INSTRUÇÃO DADA 1. Transcreva, por favor, a parte do texto sobre Abdias Nascimento que começa com "Abdias atravessou o" e segue até "dilema da invisibilidade.".

O intelectual negro sofre constantemente o desafio de superar a dupla consciência – que é o resultado de dois olhares operando na vida de um negro: o olhar externo, dirigido ao negro pelo branco, e o olhar do negro a si próprio, determinado pelo anterior. O olhar externo se impõe à sua forma de se ver e se representar no mundo. Além dessa barreira, de esfera mais íntima, precisa também se engajar em uma luta simbólica pelo direito de falar de si por si e, ao se expressar e produzir reflexões sobre a sua condição, ter legitimidade para tal. Uma batalha constante para terem suas vozes ouvidas, seja em ambientes formais, como a academia (na qual são tão poucos os expoentes), seja em atividades de militância (portanto, políticas), seja na cultura, no ramo das artes, da literatura ou do teatro. Dois desafios, um da ordem de representação de si, outro da representação sobre si. A mente que vê e o ser que fala por si no mundo.

 

Vejamos como isso se dá no caso de um dos maiores pensadores e ativistas negros brasileiros, Abdias Nascimento.

 

Abdias foi, sem dúvida, grande. Grande pelo tempo de atuação, que começa no final dos anos 1930, em um flerte com a Frente Negra Brasileira, e vai até o início da segunda década do século XXI, quando, mesmo cansado pela idade (97 anos), frequentava eventos e palestrava para gerações mais novas. Grande pelo leque de atuações: economista de formação, foi teatrólogo, diretor, ativista, professor universitário, político (deputado e senador), artista plástico. Grande.

 

Abdias atravessou o século XX e protagonizou as expressões mais importantes da presença política e cultural negra, como a já citada Frente Negra Brasileira, o Teatro Experimental do Negro (TEN, que fundou em 1944) e o Movimento Negro Unificado, nos anos 1970. Além disso, teve também sua passagem (e que passagem!) pelos Estados Unidos, período em que se exilou e foi exilado (sim, isso aconteceu com ele!). O exílio significou para ele, no auge de seus 54 anos, uma mudança complementar de carreira e atividades, pois começa a atuar como professor e artista visual naquele país, além de ter tido a oportunidade de frequentar diversos congressos internacionais, levando sempre o tema do racismo brasileiro por todos os cantos pelos quais passava. Abdias foi grande. Mas não escapou do dilema da invisibilidade.

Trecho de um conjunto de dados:
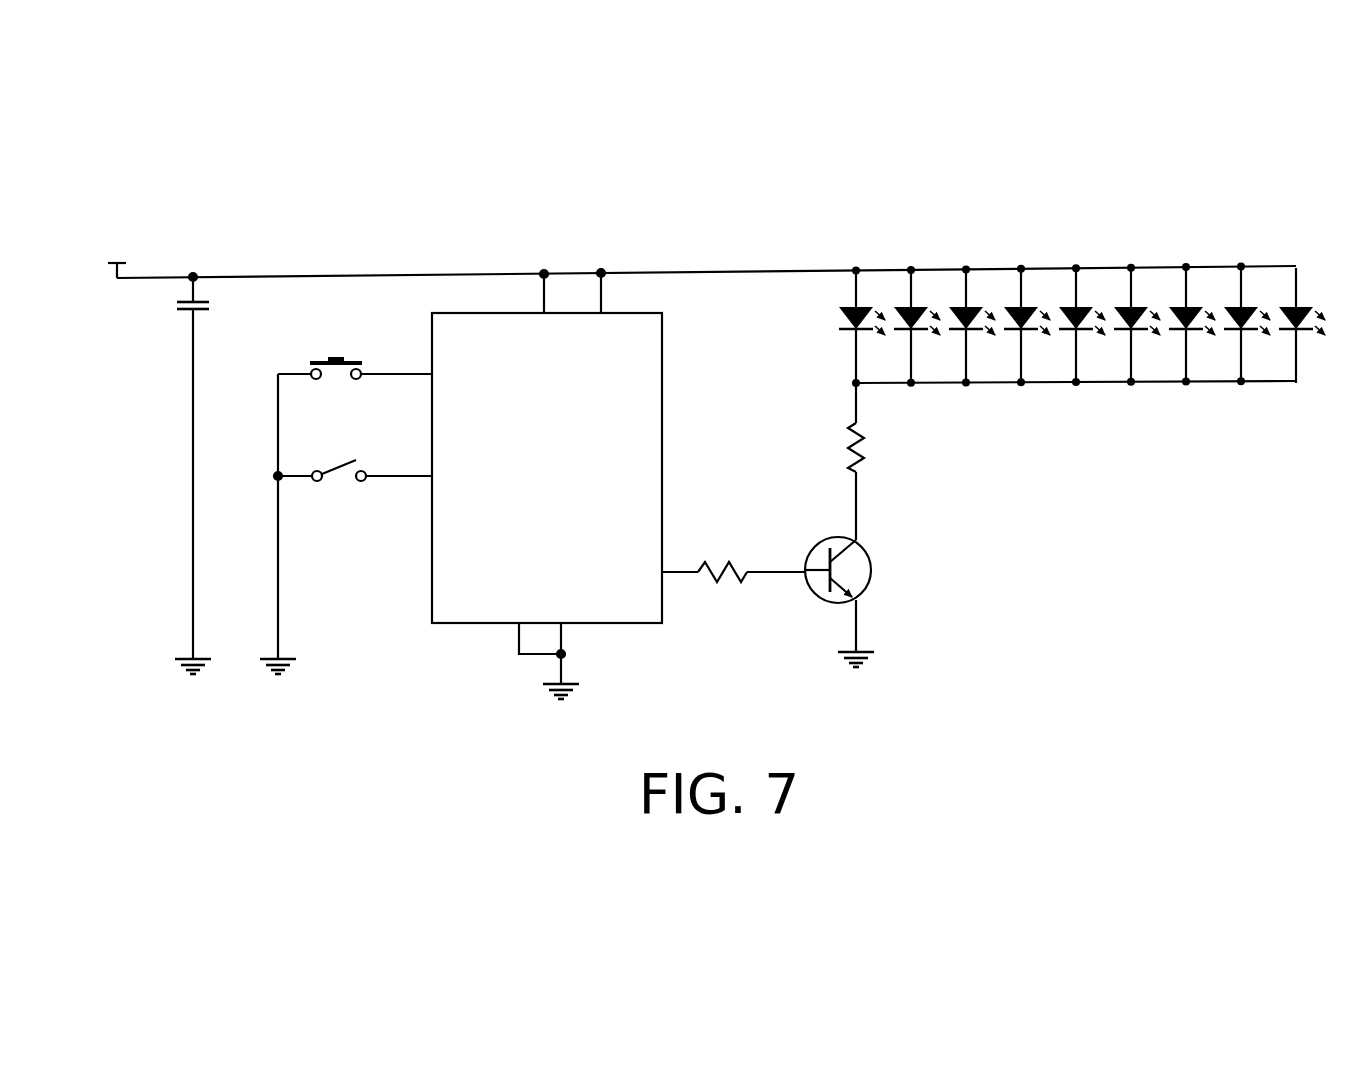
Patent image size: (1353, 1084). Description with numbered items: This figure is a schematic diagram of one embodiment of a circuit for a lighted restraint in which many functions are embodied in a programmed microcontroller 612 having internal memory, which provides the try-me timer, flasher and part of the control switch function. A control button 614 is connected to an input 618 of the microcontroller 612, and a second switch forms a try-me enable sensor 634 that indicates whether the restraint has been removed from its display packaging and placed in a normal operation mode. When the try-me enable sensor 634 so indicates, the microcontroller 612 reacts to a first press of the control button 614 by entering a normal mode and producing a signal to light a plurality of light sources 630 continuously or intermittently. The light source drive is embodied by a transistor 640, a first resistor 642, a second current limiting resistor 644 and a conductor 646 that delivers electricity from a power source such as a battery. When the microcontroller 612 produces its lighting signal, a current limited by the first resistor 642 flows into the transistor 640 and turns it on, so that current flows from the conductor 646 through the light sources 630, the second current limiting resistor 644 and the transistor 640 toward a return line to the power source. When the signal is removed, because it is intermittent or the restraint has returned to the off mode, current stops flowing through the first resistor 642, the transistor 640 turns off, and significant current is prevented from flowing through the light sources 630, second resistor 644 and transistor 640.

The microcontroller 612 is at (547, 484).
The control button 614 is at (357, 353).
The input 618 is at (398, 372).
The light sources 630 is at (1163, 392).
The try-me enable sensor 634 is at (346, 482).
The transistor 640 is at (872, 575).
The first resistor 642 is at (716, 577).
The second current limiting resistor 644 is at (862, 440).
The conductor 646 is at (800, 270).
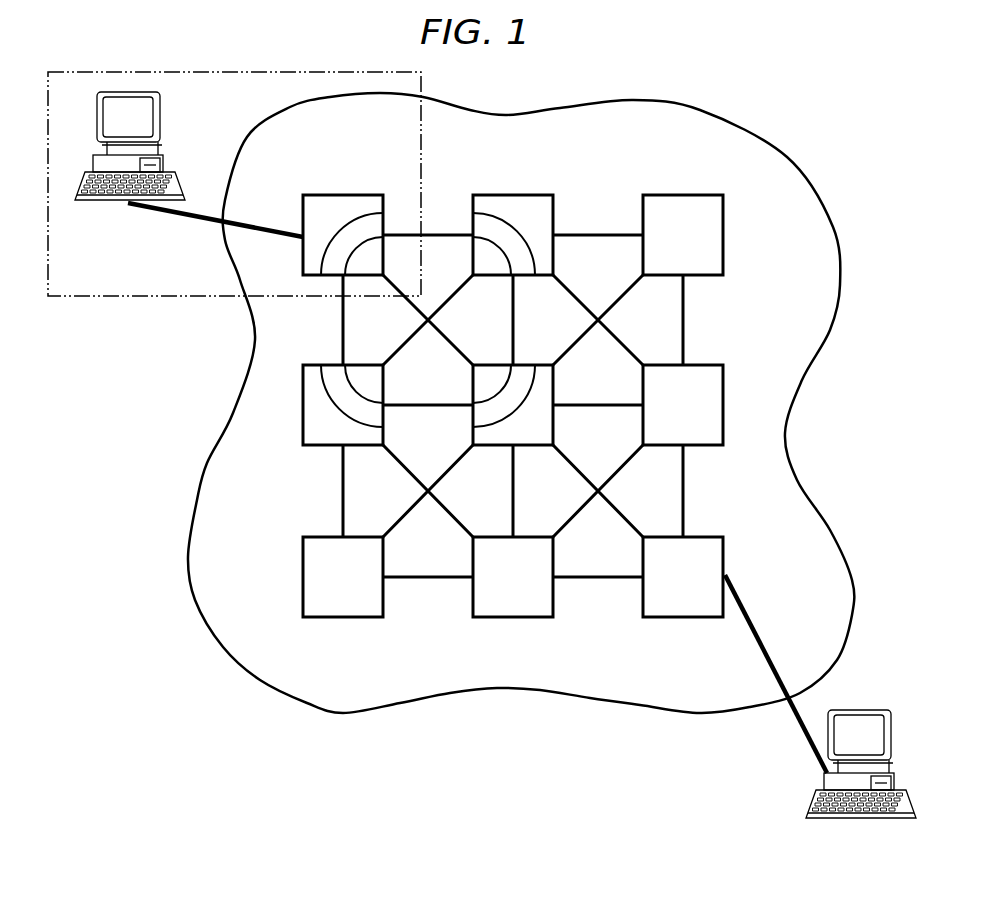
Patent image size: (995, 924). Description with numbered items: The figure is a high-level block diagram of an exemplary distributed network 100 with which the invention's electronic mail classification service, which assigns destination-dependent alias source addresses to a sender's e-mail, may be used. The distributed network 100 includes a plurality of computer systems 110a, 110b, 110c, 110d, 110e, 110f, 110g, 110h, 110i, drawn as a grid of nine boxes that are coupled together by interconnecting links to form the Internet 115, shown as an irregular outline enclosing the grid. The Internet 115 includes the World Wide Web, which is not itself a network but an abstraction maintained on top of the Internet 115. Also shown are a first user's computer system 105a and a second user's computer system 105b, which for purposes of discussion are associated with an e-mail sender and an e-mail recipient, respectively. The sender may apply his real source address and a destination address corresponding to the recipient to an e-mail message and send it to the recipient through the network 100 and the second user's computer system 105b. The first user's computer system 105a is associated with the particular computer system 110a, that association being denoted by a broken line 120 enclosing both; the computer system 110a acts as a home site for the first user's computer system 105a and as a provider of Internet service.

INSTRUÇÃO DADA 2. Repita palavra por palavra as linhas do conjunto de dados, do início delas até a linha com "The conductor 646 is at (800, 270).", incluindo essa linha. Deixe as imagens de fora da resposta.

SAÍDA 1.
Abdias atravessou o século XX e protagonizou as expressões mais importantes da presença política e cultural negra, como a já citada Frente Negra Brasileira, o Teatro Experimental do Negro (TEN, que fundou em 1944) e o Movimento Negro Unificado, nos anos 1970. Além disso, teve também sua passagem (e que passagem!) pelos Estados Unidos, período em que se exilou e foi exilado (sim, isso aconteceu com ele!). O exílio significou para ele, no auge de seus 54 anos, uma mudança complementar de carreira e atividades, pois começa a atuar como professor e artista visual naquele país, além de ter tido a oportunidade de frequentar diversos congressos internacionais, levando sempre o tema do racismo brasileiro por todos os cantos pelos quais passava. Abdias foi grande. Mas não escapou do dilema da invisibilidade.

SAÍDA 2.
Patent image size: (1353, 1084). Description with numbered items: This figure is a schematic diagram of one embodiment of a circuit for a lighted restraint in which many functions are embodied in a programmed microcontroller 612 having internal memory, which provides the try-me timer, flasher and part of the control switch function. A control button 614 is connected to an input 618 of the microcontroller 612, and a second switch forms a try-me enable sensor 634 that indicates whether the restraint has been removed from its display packaging and placed in a normal operation mode. When the try-me enable sensor 634 so indicates, the microcontroller 612 reacts to a first press of the control button 614 by entering a normal mode and producing a signal to light a plurality of light sources 630 continuously or intermittently. The light source drive is embodied by a transistor 640, a first resistor 642, a second current limiting resistor 644 and a conductor 646 that delivers electricity from a power source such as a battery. When the microcontroller 612 produces its lighting signal, a current limited by the first resistor 642 flows into the transistor 640 and turns it on, so that current flows from the conductor 646 through the light sources 630, the second current limiting resistor 644 and the transistor 640 toward a return line to the power source. When the signal is removed, because it is intermittent or the restraint has returned to the off mode, current stops flowing through the first resistor 642, the transistor 640 turns off, and significant current is prevented from flowing through the light sources 630, second resistor 644 and transistor 640.

The microcontroller 612 is at (547, 484).
The control button 614 is at (357, 353).
The input 618 is at (398, 372).
The light sources 630 is at (1163, 392).
The try-me enable sensor 634 is at (346, 482).
The transistor 640 is at (872, 575).
The first resistor 642 is at (716, 577).
The second current limiting resistor 644 is at (862, 440).
The conductor 646 is at (800, 270).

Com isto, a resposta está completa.